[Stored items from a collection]

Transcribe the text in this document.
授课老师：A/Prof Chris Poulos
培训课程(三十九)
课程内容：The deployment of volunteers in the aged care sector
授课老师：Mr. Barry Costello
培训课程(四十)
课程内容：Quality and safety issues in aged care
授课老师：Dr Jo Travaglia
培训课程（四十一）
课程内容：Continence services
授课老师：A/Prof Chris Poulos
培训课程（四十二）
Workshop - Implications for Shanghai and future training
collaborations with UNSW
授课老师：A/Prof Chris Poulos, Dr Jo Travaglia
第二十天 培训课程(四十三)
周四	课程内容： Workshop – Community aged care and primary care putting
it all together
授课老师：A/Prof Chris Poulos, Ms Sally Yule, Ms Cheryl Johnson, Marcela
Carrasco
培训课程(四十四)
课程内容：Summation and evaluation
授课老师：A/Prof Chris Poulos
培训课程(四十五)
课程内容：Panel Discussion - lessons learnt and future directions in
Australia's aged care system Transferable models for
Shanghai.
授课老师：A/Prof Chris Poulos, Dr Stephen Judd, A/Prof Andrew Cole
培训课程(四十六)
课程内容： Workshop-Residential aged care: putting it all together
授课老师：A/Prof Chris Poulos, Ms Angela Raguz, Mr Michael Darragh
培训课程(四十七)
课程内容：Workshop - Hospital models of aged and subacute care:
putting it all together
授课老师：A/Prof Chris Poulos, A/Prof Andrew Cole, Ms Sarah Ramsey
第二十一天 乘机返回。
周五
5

__Problem statement__.
Find the lines that include the string "care", then copy each of them.

__Reply to the exercise__.
课程内容：The deployment of volunteers in the aged care sector
课程内容：Quality and safety issues in aged care
周四	课程内容： Workshop – Community aged care and primary care putting
Australia's aged care system Transferable models for
课程内容： Workshop-Residential aged care: putting it all together
课程内容：Workshop - Hospital models of aged and subacute care:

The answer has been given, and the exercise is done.